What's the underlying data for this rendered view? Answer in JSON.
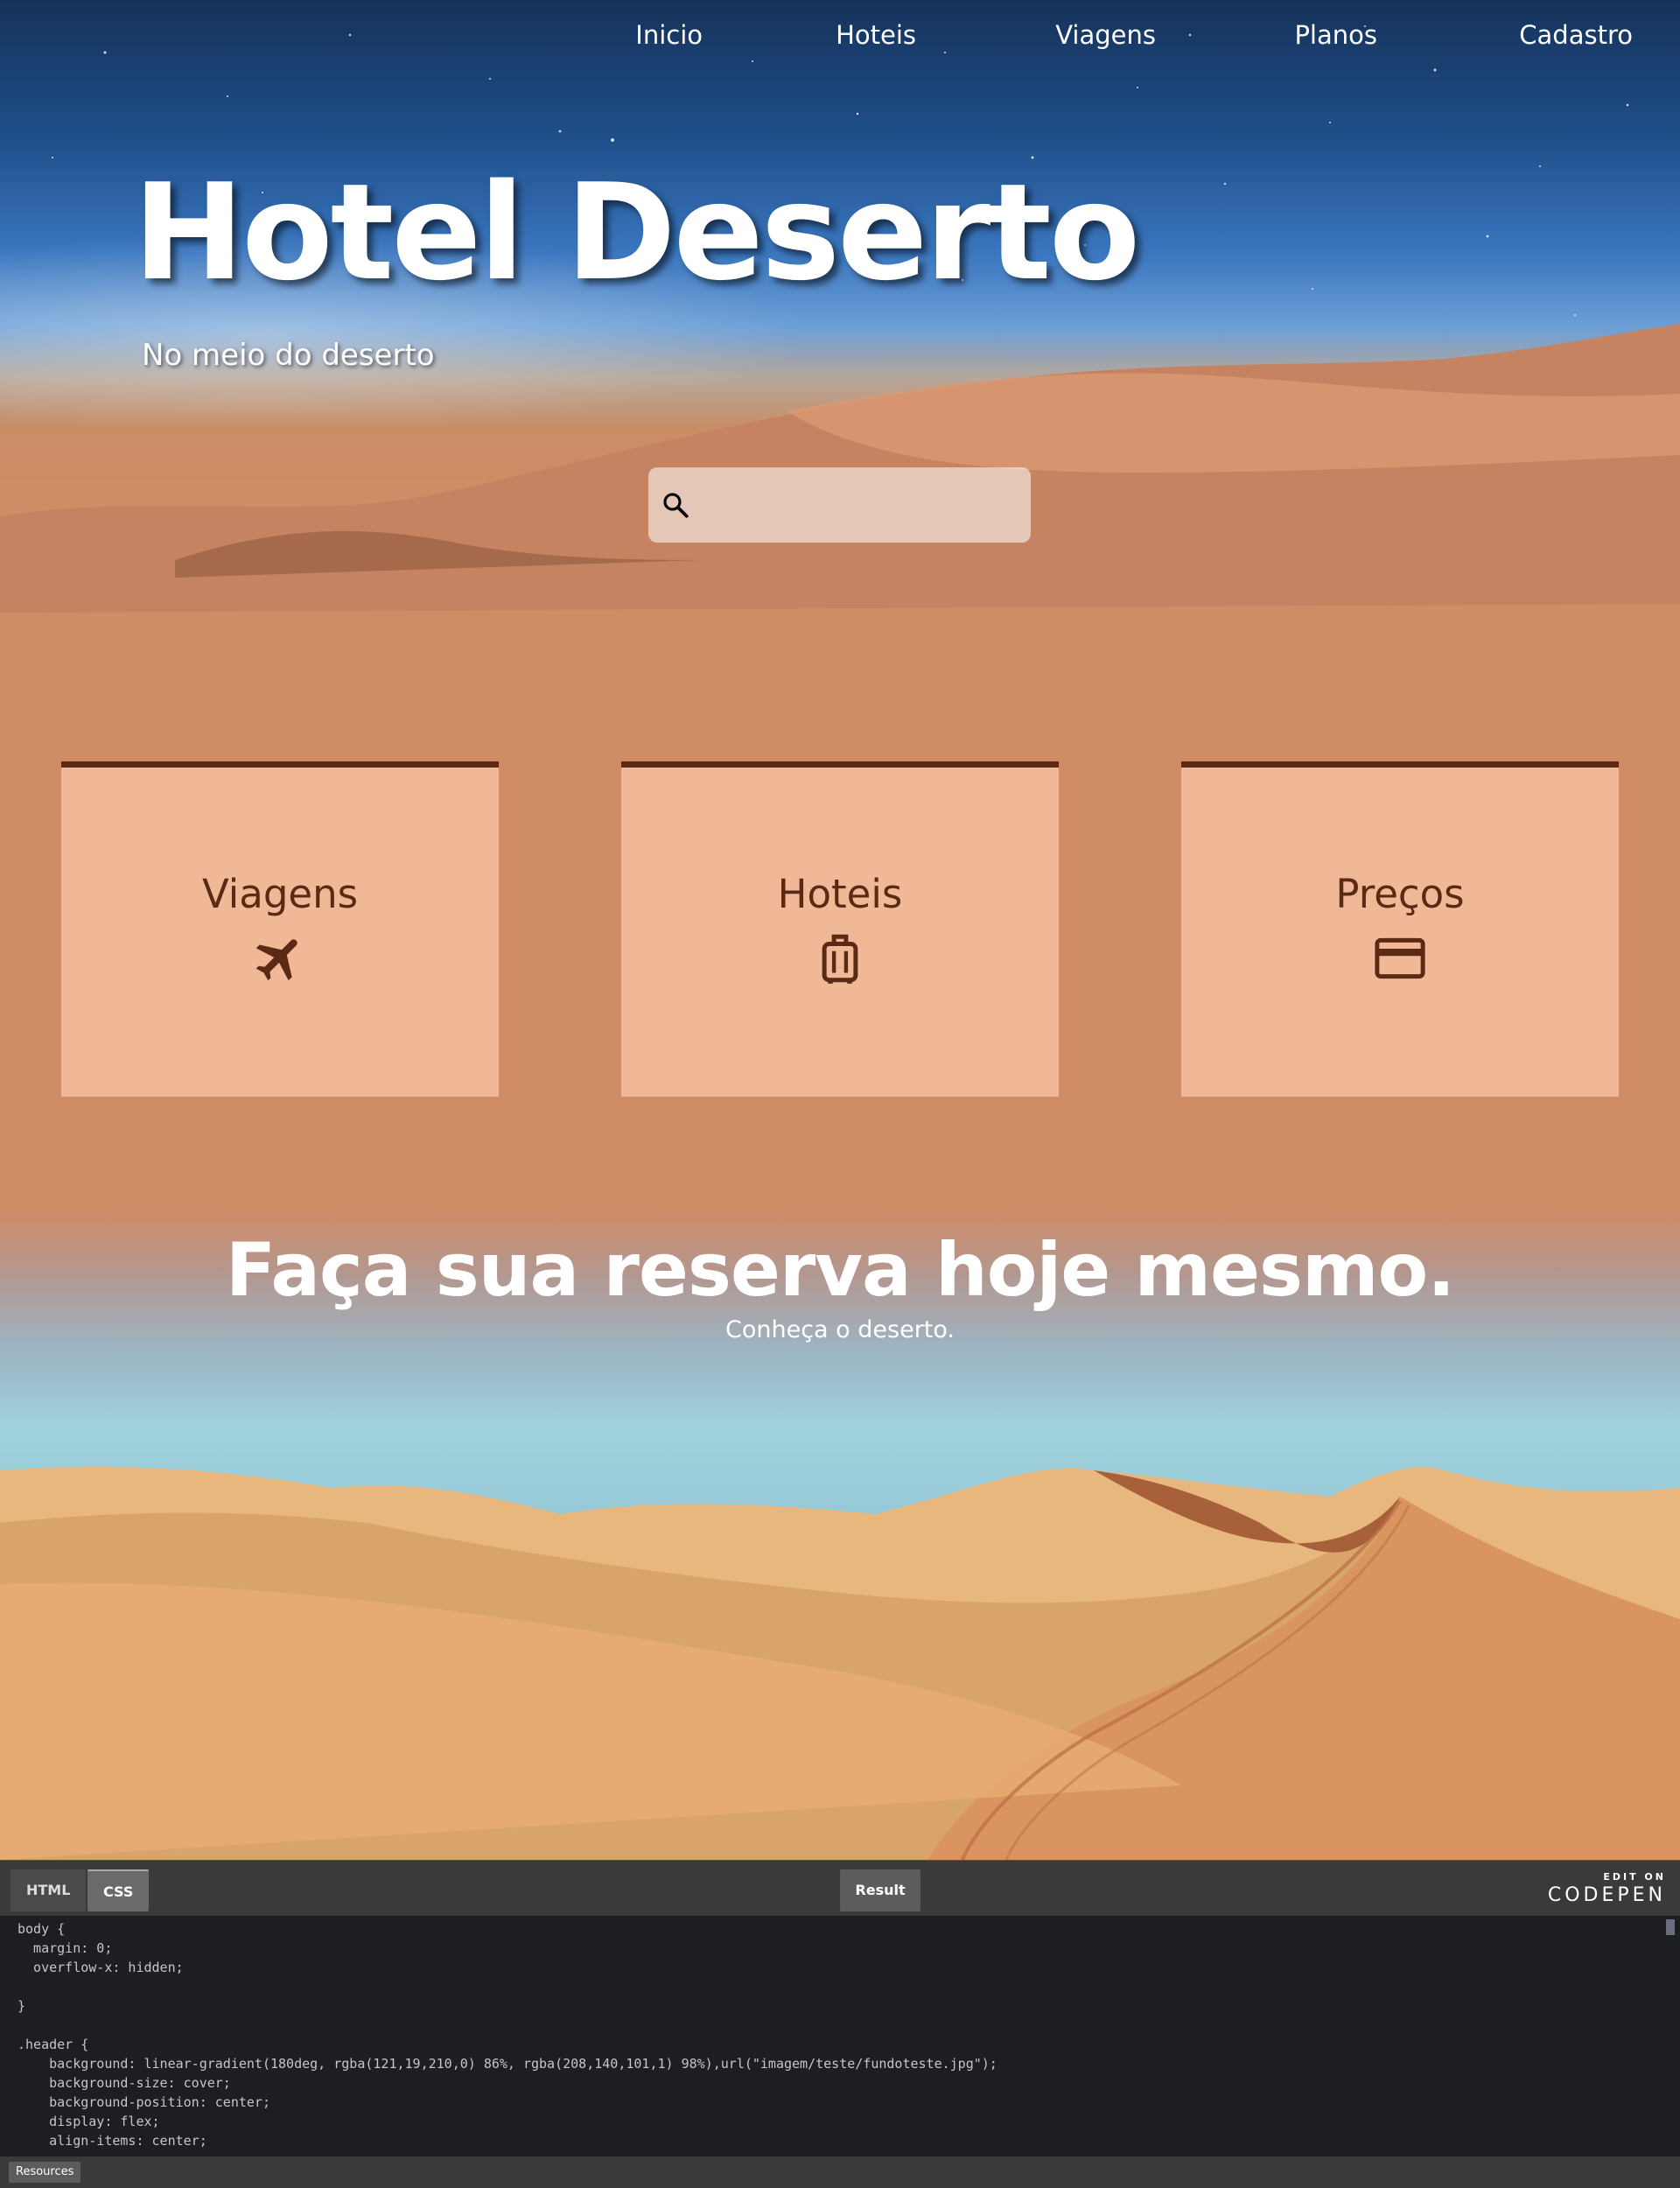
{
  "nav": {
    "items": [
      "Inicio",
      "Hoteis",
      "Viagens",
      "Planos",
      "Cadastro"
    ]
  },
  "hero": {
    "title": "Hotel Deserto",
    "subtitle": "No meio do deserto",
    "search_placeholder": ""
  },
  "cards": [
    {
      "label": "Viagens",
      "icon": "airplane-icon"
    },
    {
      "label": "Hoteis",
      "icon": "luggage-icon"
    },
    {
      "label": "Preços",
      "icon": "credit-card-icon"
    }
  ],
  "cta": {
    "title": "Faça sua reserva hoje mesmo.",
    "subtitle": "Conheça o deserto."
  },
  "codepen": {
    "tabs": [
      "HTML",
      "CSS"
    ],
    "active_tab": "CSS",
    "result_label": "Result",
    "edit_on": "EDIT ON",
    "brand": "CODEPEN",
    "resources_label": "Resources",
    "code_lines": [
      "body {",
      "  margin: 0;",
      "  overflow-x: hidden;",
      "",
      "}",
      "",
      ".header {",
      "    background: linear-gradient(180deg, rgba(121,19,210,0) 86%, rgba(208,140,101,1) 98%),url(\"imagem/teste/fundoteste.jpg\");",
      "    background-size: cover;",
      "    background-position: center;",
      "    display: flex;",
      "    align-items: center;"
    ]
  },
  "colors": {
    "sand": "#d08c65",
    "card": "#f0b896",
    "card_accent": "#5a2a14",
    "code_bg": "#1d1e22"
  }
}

──────────

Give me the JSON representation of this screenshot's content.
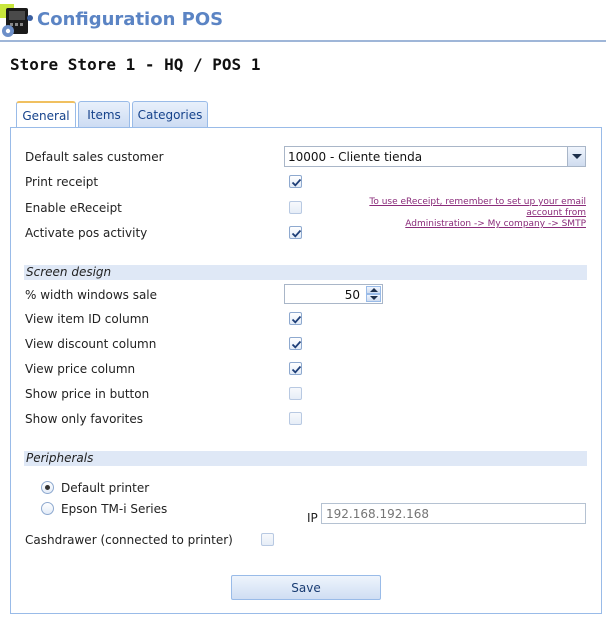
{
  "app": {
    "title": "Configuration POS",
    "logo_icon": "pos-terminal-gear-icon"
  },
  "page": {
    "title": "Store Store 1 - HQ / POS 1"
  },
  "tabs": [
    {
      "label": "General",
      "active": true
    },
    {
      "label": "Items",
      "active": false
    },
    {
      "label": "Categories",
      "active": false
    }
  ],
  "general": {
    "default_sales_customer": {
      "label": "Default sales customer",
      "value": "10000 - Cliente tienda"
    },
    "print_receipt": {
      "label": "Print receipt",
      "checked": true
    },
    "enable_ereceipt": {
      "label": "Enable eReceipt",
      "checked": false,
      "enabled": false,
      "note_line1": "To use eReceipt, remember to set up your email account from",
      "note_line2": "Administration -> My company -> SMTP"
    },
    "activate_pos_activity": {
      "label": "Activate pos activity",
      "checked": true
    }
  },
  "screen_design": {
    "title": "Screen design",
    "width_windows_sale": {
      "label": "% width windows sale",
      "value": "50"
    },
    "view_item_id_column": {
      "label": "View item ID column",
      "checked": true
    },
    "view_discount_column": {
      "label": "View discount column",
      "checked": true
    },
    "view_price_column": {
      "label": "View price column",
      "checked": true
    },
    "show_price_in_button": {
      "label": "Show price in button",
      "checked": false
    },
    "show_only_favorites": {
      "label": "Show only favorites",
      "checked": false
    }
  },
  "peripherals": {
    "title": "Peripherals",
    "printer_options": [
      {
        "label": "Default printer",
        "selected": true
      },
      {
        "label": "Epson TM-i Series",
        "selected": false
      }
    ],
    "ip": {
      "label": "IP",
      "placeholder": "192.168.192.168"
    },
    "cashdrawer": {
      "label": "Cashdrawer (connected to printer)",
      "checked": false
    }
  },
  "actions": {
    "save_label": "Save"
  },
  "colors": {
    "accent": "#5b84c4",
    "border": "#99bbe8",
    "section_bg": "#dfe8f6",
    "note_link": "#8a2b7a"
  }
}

──────────

_Exercise directions_: Pick out each line containing "background" and report it.

_Solution for this problem_:
      "    background: linear-gradient(180deg, rgba(121,19,210,0) 86%, rgba(208,140,101,1) 98%),url(\"imagem/teste/fundoteste.jpg\");",
      "    background-size: cover;",
      "    background-position: center;",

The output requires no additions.